Collection entries
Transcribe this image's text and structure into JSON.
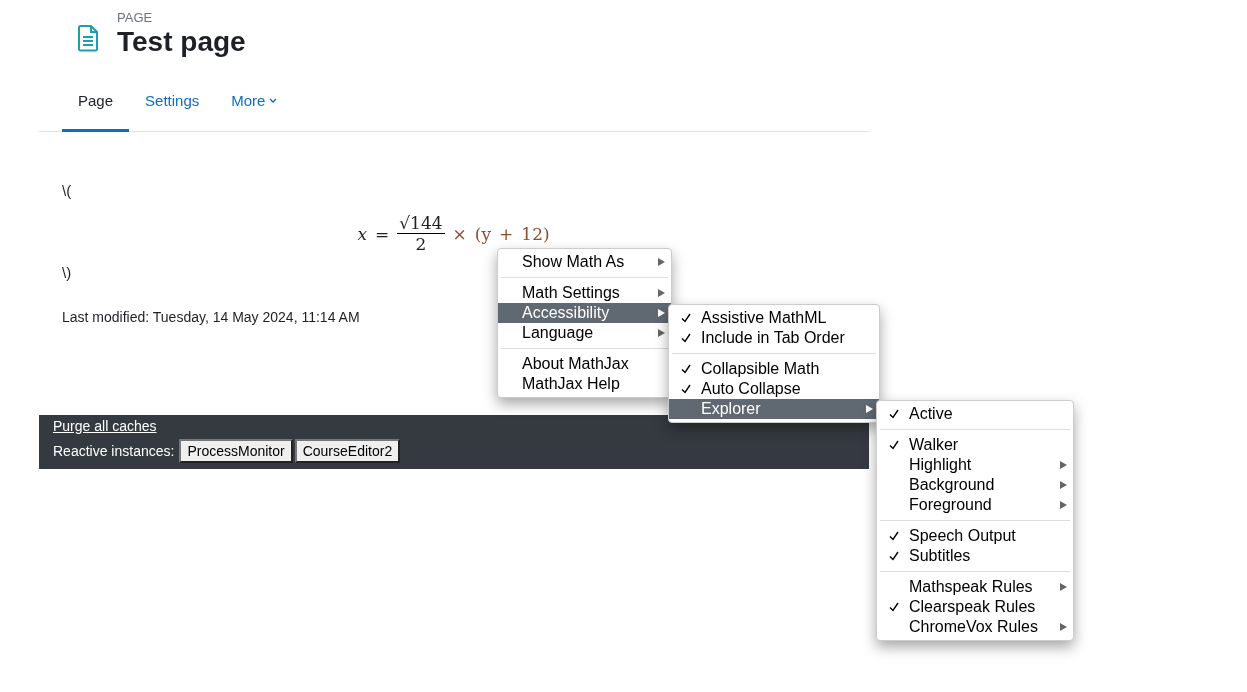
{
  "header": {
    "kicker": "PAGE",
    "title": "Test page"
  },
  "tabs": [
    {
      "label": "Page",
      "selected": true
    },
    {
      "label": "Settings",
      "selected": false
    },
    {
      "label": "More",
      "selected": false,
      "dropdown": true
    }
  ],
  "content": {
    "open_delim": "\\(",
    "formula": {
      "lhs": "x",
      "eq": "=",
      "radical": "√",
      "numerator": "144",
      "denominator": "2",
      "times": "×",
      "rhs_open": "(y",
      "plus": "+",
      "rhs_close": "12)"
    },
    "close_delim": "\\)",
    "last_modified": "Last modified: Tuesday, 14 May 2024, 11:14 AM"
  },
  "footer": {
    "link": "Purge all caches",
    "label": "Reactive instances:",
    "buttons": [
      "ProcessMonitor",
      "CourseEditor2"
    ]
  },
  "menus": [
    {
      "groups": [
        [
          {
            "label": "Show Math As",
            "submenu": true,
            "selected": false
          }
        ],
        [
          {
            "label": "Math Settings",
            "submenu": true,
            "selected": false
          },
          {
            "label": "Accessibility",
            "submenu": true,
            "selected": true
          },
          {
            "label": "Language",
            "submenu": true,
            "selected": false
          }
        ],
        [
          {
            "label": "About MathJax",
            "submenu": false,
            "selected": false
          },
          {
            "label": "MathJax Help",
            "submenu": false,
            "selected": false
          }
        ]
      ]
    },
    {
      "groups": [
        [
          {
            "label": "Assistive MathML",
            "checked": true,
            "submenu": false,
            "selected": false
          },
          {
            "label": "Include in Tab Order",
            "checked": true,
            "submenu": false,
            "selected": false
          }
        ],
        [
          {
            "label": "Collapsible Math",
            "checked": true,
            "submenu": false,
            "selected": false
          },
          {
            "label": "Auto Collapse",
            "checked": true,
            "submenu": false,
            "selected": false
          },
          {
            "label": "Explorer",
            "checked": false,
            "submenu": true,
            "selected": true
          }
        ]
      ]
    },
    {
      "groups": [
        [
          {
            "label": "Active",
            "checked": true,
            "submenu": false,
            "selected": false
          }
        ],
        [
          {
            "label": "Walker",
            "checked": true,
            "submenu": false,
            "selected": false
          },
          {
            "label": "Highlight",
            "checked": false,
            "submenu": true,
            "selected": false
          },
          {
            "label": "Background",
            "checked": false,
            "submenu": true,
            "selected": false
          },
          {
            "label": "Foreground",
            "checked": false,
            "submenu": true,
            "selected": false
          }
        ],
        [
          {
            "label": "Speech Output",
            "checked": true,
            "submenu": false,
            "selected": false
          },
          {
            "label": "Subtitles",
            "checked": true,
            "submenu": false,
            "selected": false
          }
        ],
        [
          {
            "label": "Mathspeak Rules",
            "checked": false,
            "submenu": true,
            "selected": false
          },
          {
            "label": "Clearspeak Rules",
            "checked": true,
            "submenu": false,
            "selected": false
          },
          {
            "label": "ChromeVox Rules",
            "checked": false,
            "submenu": true,
            "selected": false
          }
        ]
      ]
    }
  ]
}
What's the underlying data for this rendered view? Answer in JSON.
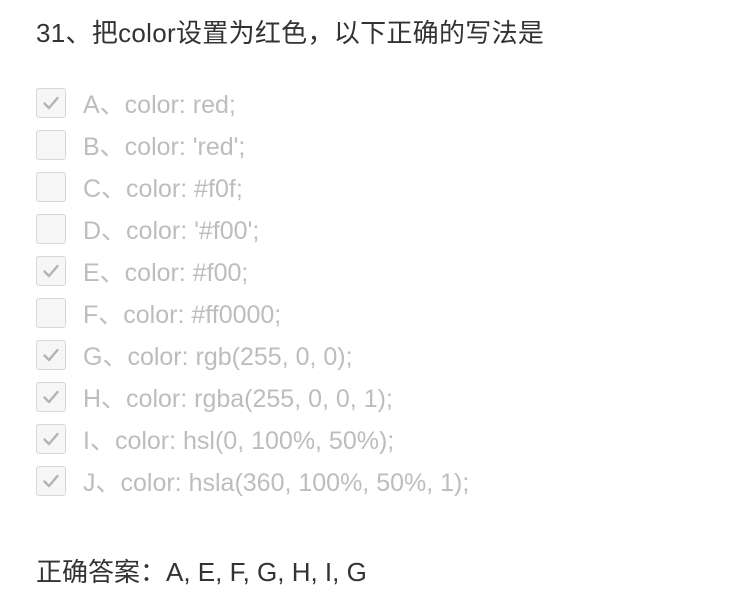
{
  "question": {
    "title": "31、把color设置为红色，以下正确的写法是"
  },
  "options": [
    {
      "label": "A、color: red;",
      "checked": true
    },
    {
      "label": "B、color: 'red';",
      "checked": false
    },
    {
      "label": "C、color: #f0f;",
      "checked": false
    },
    {
      "label": "D、color: '#f00';",
      "checked": false
    },
    {
      "label": "E、color: #f00;",
      "checked": true
    },
    {
      "label": "F、color: #ff0000;",
      "checked": false
    },
    {
      "label": "G、color: rgb(255, 0, 0);",
      "checked": true
    },
    {
      "label": "H、color: rgba(255, 0, 0, 1);",
      "checked": true
    },
    {
      "label": "I、color: hsl(0, 100%, 50%);",
      "checked": true
    },
    {
      "label": "J、color: hsla(360, 100%, 50%, 1);",
      "checked": true
    }
  ],
  "answer": {
    "text": "正确答案：A, E, F, G, H, I, G"
  },
  "colors": {
    "question_text": "#333333",
    "option_text": "#bdbdbd",
    "checkmark": "#b3b3b3",
    "checkbox_border": "#d6d6d6",
    "checkbox_bg": "#f6f6f6"
  },
  "icons": {
    "checkmark": "check-icon"
  }
}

*The request*:
Set down the lines of the records above exactly, apart from the pictures.

*Expected answer*:
Transcribe this image's text and structure into JSON.
{
  "header": {
    "kicker": "PAGE",
    "title": "Test page"
  },
  "tabs": [
    {
      "label": "Page",
      "selected": true
    },
    {
      "label": "Settings",
      "selected": false
    },
    {
      "label": "More",
      "selected": false,
      "dropdown": true
    }
  ],
  "content": {
    "open_delim": "\\(",
    "formula": {
      "lhs": "x",
      "eq": "=",
      "radical": "√",
      "numerator": "144",
      "denominator": "2",
      "times": "×",
      "rhs_open": "(y",
      "plus": "+",
      "rhs_close": "12)"
    },
    "close_delim": "\\)",
    "last_modified": "Last modified: Tuesday, 14 May 2024, 11:14 AM"
  },
  "footer": {
    "link": "Purge all caches",
    "label": "Reactive instances:",
    "buttons": [
      "ProcessMonitor",
      "CourseEditor2"
    ]
  },
  "menus": [
    {
      "groups": [
        [
          {
            "label": "Show Math As",
            "submenu": true,
            "selected": false
          }
        ],
        [
          {
            "label": "Math Settings",
            "submenu": true,
            "selected": false
          },
          {
            "label": "Accessibility",
            "submenu": true,
            "selected": true
          },
          {
            "label": "Language",
            "submenu": true,
            "selected": false
          }
        ],
        [
          {
            "label": "About MathJax",
            "submenu": false,
            "selected": false
          },
          {
            "label": "MathJax Help",
            "submenu": false,
            "selected": false
          }
        ]
      ]
    },
    {
      "groups": [
        [
          {
            "label": "Assistive MathML",
            "checked": true,
            "submenu": false,
            "selected": false
          },
          {
            "label": "Include in Tab Order",
            "checked": true,
            "submenu": false,
            "selected": false
          }
        ],
        [
          {
            "label": "Collapsible Math",
            "checked": true,
            "submenu": false,
            "selected": false
          },
          {
            "label": "Auto Collapse",
            "checked": true,
            "submenu": false,
            "selected": false
          },
          {
            "label": "Explorer",
            "checked": false,
            "submenu": true,
            "selected": true
          }
        ]
      ]
    },
    {
      "groups": [
        [
          {
            "label": "Active",
            "checked": true,
            "submenu": false,
            "selected": false
          }
        ],
        [
          {
            "label": "Walker",
            "checked": true,
            "submenu": false,
            "selected": false
          },
          {
            "label": "Highlight",
            "checked": false,
            "submenu": true,
            "selected": false
          },
          {
            "label": "Background",
            "checked": false,
            "submenu": true,
            "selected": false
          },
          {
            "label": "Foreground",
            "checked": false,
            "submenu": true,
            "selected": false
          }
        ],
        [
          {
            "label": "Speech Output",
            "checked": true,
            "submenu": false,
            "selected": false
          },
          {
            "label": "Subtitles",
            "checked": true,
            "submenu": false,
            "selected": false
          }
        ],
        [
          {
            "label": "Mathspeak Rules",
            "checked": false,
            "submenu": true,
            "selected": false
          },
          {
            "label": "Clearspeak Rules",
            "checked": true,
            "submenu": false,
            "selected": false
          },
          {
            "label": "ChromeVox Rules",
            "checked": false,
            "submenu": true,
            "selected": false
          }
        ]
      ]
    }
  ]
}
What's the underlying data for this rendered view? Answer in JSON.
{
  "question": {
    "title": "31、把color设置为红色，以下正确的写法是"
  },
  "options": [
    {
      "label": "A、color: red;",
      "checked": true
    },
    {
      "label": "B、color: 'red';",
      "checked": false
    },
    {
      "label": "C、color: #f0f;",
      "checked": false
    },
    {
      "label": "D、color: '#f00';",
      "checked": false
    },
    {
      "label": "E、color: #f00;",
      "checked": true
    },
    {
      "label": "F、color: #ff0000;",
      "checked": false
    },
    {
      "label": "G、color: rgb(255, 0, 0);",
      "checked": true
    },
    {
      "label": "H、color: rgba(255, 0, 0, 1);",
      "checked": true
    },
    {
      "label": "I、color: hsl(0, 100%, 50%);",
      "checked": true
    },
    {
      "label": "J、color: hsla(360, 100%, 50%, 1);",
      "checked": true
    }
  ],
  "answer": {
    "text": "正确答案：A, E, F, G, H, I, G"
  },
  "colors": {
    "question_text": "#333333",
    "option_text": "#bdbdbd",
    "checkmark": "#b3b3b3",
    "checkbox_border": "#d6d6d6",
    "checkbox_bg": "#f6f6f6"
  },
  "icons": {
    "checkmark": "check-icon"
  }
}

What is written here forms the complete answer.